» **EXERCISE TASK**:
Output every line exactly as written. Leave out pictures.

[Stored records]
+ + +

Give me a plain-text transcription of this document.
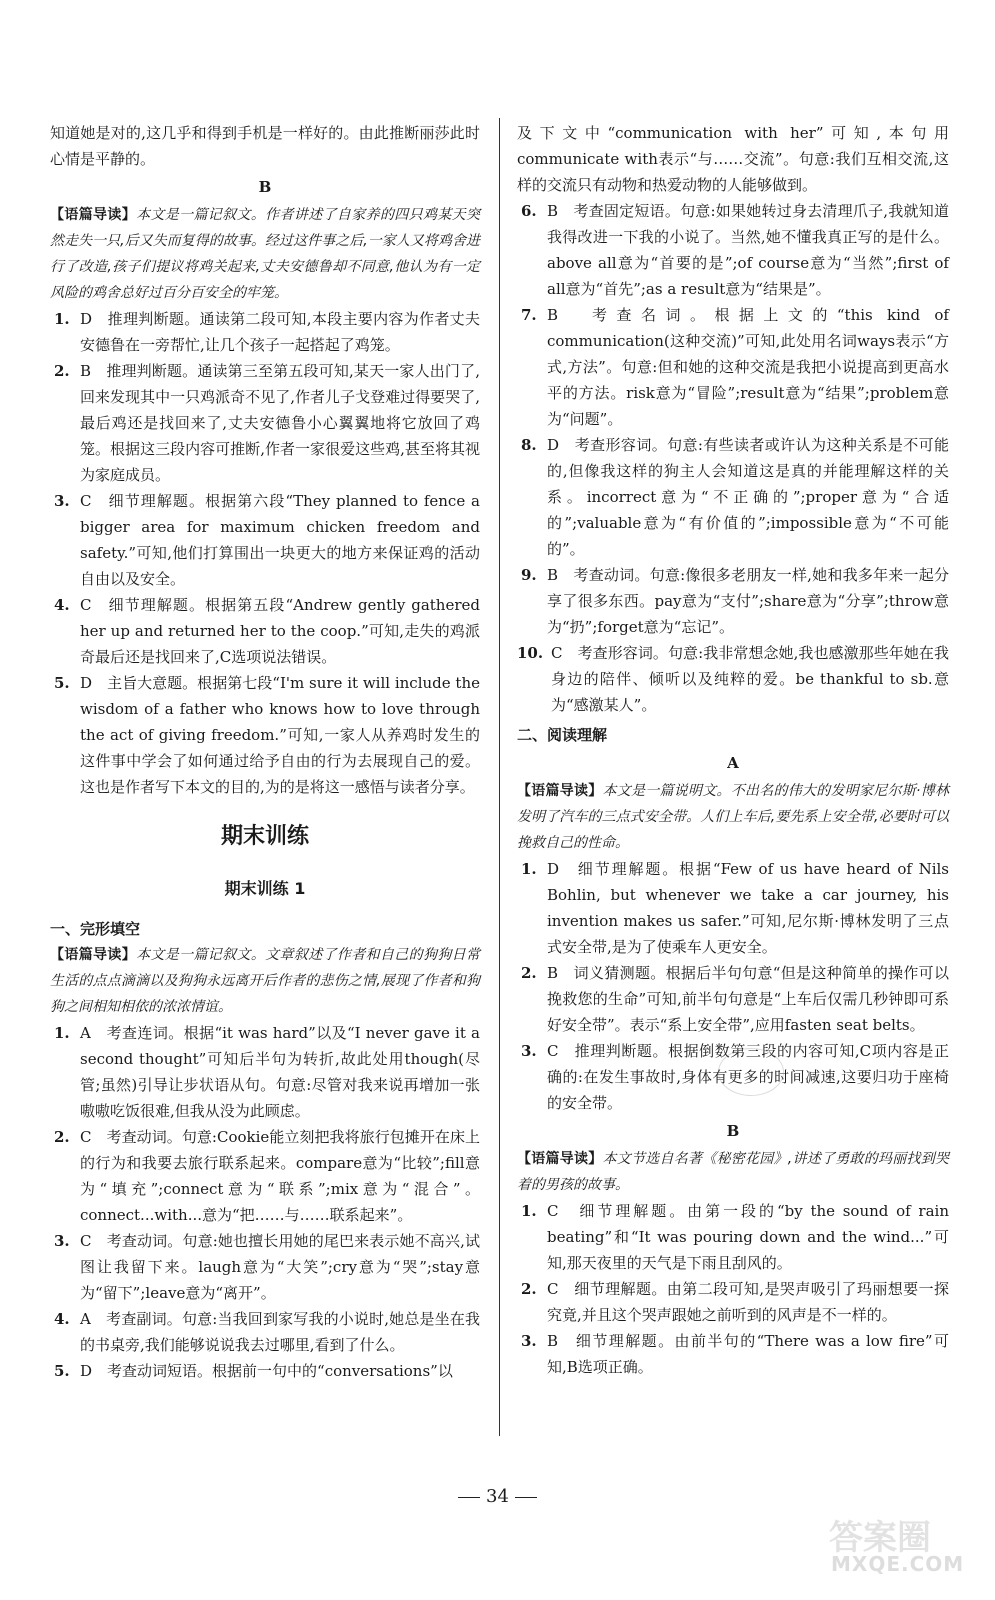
知道她是对的,这几乎和得到手机是一样好的。由此推断丽莎此时心情是平静的。

B

【语篇导读】本文是一篇记叙文。作者讲述了自家养的四只鸡某天突然走失一只,后又失而复得的故事。经过这件事之后,一家人又将鸡舍进行了改造,孩子们提议将鸡关起来,丈夫安德鲁却不同意,他认为有一定风险的鸡舍总好过百分百安全的牢笼。

1. D　推理判断题。通读第二段可知,本段主要内容为作者丈夫安德鲁在一旁帮忙,让几个孩子一起搭起了鸡笼。

2. B　推理判断题。通读第三至第五段可知,某天一家人出门了,回来发现其中一只鸡派奇不见了,作者儿子戈登难过得要哭了,最后鸡还是找回来了,丈夫安德鲁小心翼翼地将它放回了鸡笼。根据这三段内容可推断,作者一家很爱这些鸡,甚至将其视为家庭成员。

3. C　细节理解题。根据第六段“They planned to fence a bigger area for maximum chicken freedom and safety.”可知,他们打算围出一块更大的地方来保证鸡的活动自由以及安全。

4. C　细节理解题。根据第五段“Andrew gently gathered her up and returned her to the coop.”可知,走失的鸡派奇最后还是找回来了,C选项说法错误。

5. D　主旨大意题。根据第七段“I'm sure it will include the wisdom of a father who knows how to love through the act of giving freedom.”可知,一家人从养鸡时发生的这件事中学会了如何通过给予自由的行为去展现自己的爱。这也是作者写下本文的目的,为的是将这一感悟与读者分享。

期末训练

期末训练 1

一、完形填空

【语篇导读】本文是一篇记叙文。文章叙述了作者和自己的狗狗日常生活的点点滴滴以及狗狗永远离开后作者的悲伤之情,展现了作者和狗狗之间相知相依的浓浓情谊。

1. A　考查连词。根据“it was hard”以及“I never gave it a second thought”可知后半句为转折,故此处用though(尽管;虽然)引导让步状语从句。句意:尽管对我来说再增加一张嗷嗷吃饭很难,但我从没为此顾虑。

2. C　考查动词。句意:Cookie能立刻把我将旅行包摊开在床上的行为和我要去旅行联系起来。compare意为“比较”;fill意为“填充”;connect意为“联系”;mix意为“混合”。connect...with...意为“把……与……联系起来”。

3. C　考查动词。句意:她也擅长用她的尾巴来表示她不高兴,试图让我留下来。laugh意为“大笑”;cry意为“哭”;stay意为“留下”;leave意为“离开”。

4. A　考查副词。句意:当我回到家写我的小说时,她总是坐在我的书桌旁,我们能够说说我去过哪里,看到了什么。

5. D　考查动词短语。根据前一句中的“conversations”以

及下文中“communication with her”可知,本句用communicate with表示“与……交流”。句意:我们互相交流,这样的交流只有动物和热爱动物的人能够做到。

6. B　考查固定短语。句意:如果她转过身去清理爪子,我就知道我得改进一下我的小说了。当然,她不懂我真正写的是什么。above all意为“首要的是”;of course意为“当然”;first of all意为“首先”;as a result意为“结果是”。

7. B　考查名词。根据上文的“this kind of communication(这种交流)”可知,此处用名词ways表示“方式,方法”。句意:但和她的这种交流是我把小说提高到更高水平的方法。risk意为“冒险”;result意为“结果”;problem意为“问题”。

8. D　考查形容词。句意:有些读者或许认为这种关系是不可能的,但像我这样的狗主人会知道这是真的并能理解这样的关系。incorrect意为“不正确的”;proper意为“合适的”;valuable意为“有价值的”;impossible意为“不可能的”。

9. B　考查动词。句意:像很多老朋友一样,她和我多年来一起分享了很多东西。pay意为“支付”;share意为“分享”;throw意为“扔”;forget意为“忘记”。

10. C　考查形容词。句意:我非常想念她,我也感激那些年她在我身边的陪伴、倾听以及纯粹的爱。be thankful to sb.意为“感激某人”。

二、阅读理解

A

【语篇导读】本文是一篇说明文。不出名的伟大的发明家尼尔斯·博林发明了汽车的三点式安全带。人们上车后,要先系上安全带,必要时可以挽救自己的性命。

1. D　细节理解题。根据“Few of us have heard of Nils Bohlin, but whenever we take a car journey, his invention makes us safer.”可知,尼尔斯·博林发明了三点式安全带,是为了使乘车人更安全。

2. B　词义猜测题。根据后半句句意“但是这种简单的操作可以挽救您的生命”可知,前半句句意是“上车后仅需几秒钟即可系好安全带”。表示“系上安全带”,应用fasten seat belts。

3. C　推理判断题。根据倒数第三段的内容可知,C项内容是正确的:在发生事故时,身体有更多的时间减速,这要归功于座椅的安全带。

B

【语篇导读】本文节选自名著《秘密花园》,讲述了勇敢的玛丽找到哭着的男孩的故事。

1. C　细节理解题。由第一段的“by the sound of rain beating”和“It was pouring down and the wind...”可知,那天夜里的天气是下雨且刮风的。

2. C　细节理解题。由第二段可知,是哭声吸引了玛丽想要一探究竟,并且这个哭声跟她之前听到的风声是不一样的。

3. B　细节理解题。由前半句的“There was a low fire”可知,B选项正确。

34
答案圈
MXQE.COM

+ + +

» **COMPLETE OUTPUT**:
Give me a plain-text transcription of this document.
知道她是对的,这几乎和得到手机是一样好的。由此推断丽莎此时心情是平静的。

B

【语篇导读】本文是一篇记叙文。作者讲述了自家养的四只鸡某天突然走失一只,后又失而复得的故事。经过这件事之后,一家人又将鸡舍进行了改造,孩子们提议将鸡关起来,丈夫安德鲁却不同意,他认为有一定风险的鸡舍总好过百分百安全的牢笼。

1. D　推理判断题。通读第二段可知,本段主要内容为作者丈夫安德鲁在一旁帮忙,让几个孩子一起搭起了鸡笼。

2. B　推理判断题。通读第三至第五段可知,某天一家人出门了,回来发现其中一只鸡派奇不见了,作者儿子戈登难过得要哭了,最后鸡还是找回来了,丈夫安德鲁小心翼翼地将它放回了鸡笼。根据这三段内容可推断,作者一家很爱这些鸡,甚至将其视为家庭成员。

3. C　细节理解题。根据第六段“They planned to fence a bigger area for maximum chicken freedom and safety.”可知,他们打算围出一块更大的地方来保证鸡的活动自由以及安全。

4. C　细节理解题。根据第五段“Andrew gently gathered her up and returned her to the coop.”可知,走失的鸡派奇最后还是找回来了,C选项说法错误。

5. D　主旨大意题。根据第七段“I'm sure it will include the wisdom of a father who knows how to love through the act of giving freedom.”可知,一家人从养鸡时发生的这件事中学会了如何通过给予自由的行为去展现自己的爱。这也是作者写下本文的目的,为的是将这一感悟与读者分享。

期末训练

期末训练 1

一、完形填空

【语篇导读】本文是一篇记叙文。文章叙述了作者和自己的狗狗日常生活的点点滴滴以及狗狗永远离开后作者的悲伤之情,展现了作者和狗狗之间相知相依的浓浓情谊。

1. A　考查连词。根据“it was hard”以及“I never gave it a second thought”可知后半句为转折,故此处用though(尽管;虽然)引导让步状语从句。句意:尽管对我来说再增加一张嗷嗷吃饭很难,但我从没为此顾虑。

2. C　考查动词。句意:Cookie能立刻把我将旅行包摊开在床上的行为和我要去旅行联系起来。compare意为“比较”;fill意为“填充”;connect意为“联系”;mix意为“混合”。connect...with...意为“把……与……联系起来”。

3. C　考查动词。句意:她也擅长用她的尾巴来表示她不高兴,试图让我留下来。laugh意为“大笑”;cry意为“哭”;stay意为“留下”;leave意为“离开”。

4. A　考查副词。句意:当我回到家写我的小说时,她总是坐在我的书桌旁,我们能够说说我去过哪里,看到了什么。

5. D　考查动词短语。根据前一句中的“conversations”以

及下文中“communication with her”可知,本句用communicate with表示“与……交流”。句意:我们互相交流,这样的交流只有动物和热爱动物的人能够做到。

6. B　考查固定短语。句意:如果她转过身去清理爪子,我就知道我得改进一下我的小说了。当然,她不懂我真正写的是什么。above all意为“首要的是”;of course意为“当然”;first of all意为“首先”;as a result意为“结果是”。

7. B　考查名词。根据上文的“this kind of communication(这种交流)”可知,此处用名词ways表示“方式,方法”。句意:但和她的这种交流是我把小说提高到更高水平的方法。risk意为“冒险”;result意为“结果”;problem意为“问题”。

8. D　考查形容词。句意:有些读者或许认为这种关系是不可能的,但像我这样的狗主人会知道这是真的并能理解这样的关系。incorrect意为“不正确的”;proper意为“合适的”;valuable意为“有价值的”;impossible意为“不可能的”。

9. B　考查动词。句意:像很多老朋友一样,她和我多年来一起分享了很多东西。pay意为“支付”;share意为“分享”;throw意为“扔”;forget意为“忘记”。

10. C　考查形容词。句意:我非常想念她,我也感激那些年她在我身边的陪伴、倾听以及纯粹的爱。be thankful to sb.意为“感激某人”。

二、阅读理解

A

【语篇导读】本文是一篇说明文。不出名的伟大的发明家尼尔斯·博林发明了汽车的三点式安全带。人们上车后,要先系上安全带,必要时可以挽救自己的性命。

1. D　细节理解题。根据“Few of us have heard of Nils Bohlin, but whenever we take a car journey, his invention makes us safer.”可知,尼尔斯·博林发明了三点式安全带,是为了使乘车人更安全。

2. B　词义猜测题。根据后半句句意“但是这种简单的操作可以挽救您的生命”可知,前半句句意是“上车后仅需几秒钟即可系好安全带”。表示“系上安全带”,应用fasten seat belts。

3. C　推理判断题。根据倒数第三段的内容可知,C项内容是正确的:在发生事故时,身体有更多的时间减速,这要归功于座椅的安全带。

B

【语篇导读】本文节选自名著《秘密花园》,讲述了勇敢的玛丽找到哭着的男孩的故事。

1. C　细节理解题。由第一段的“by the sound of rain beating”和“It was pouring down and the wind...”可知,那天夜里的天气是下雨且刮风的。

2. C　细节理解题。由第二段可知,是哭声吸引了玛丽想要一探究竟,并且这个哭声跟她之前听到的风声是不一样的。

3. B　细节理解题。由前半句的“There was a low fire”可知,B选项正确。

34
答案圈
MXQE.COM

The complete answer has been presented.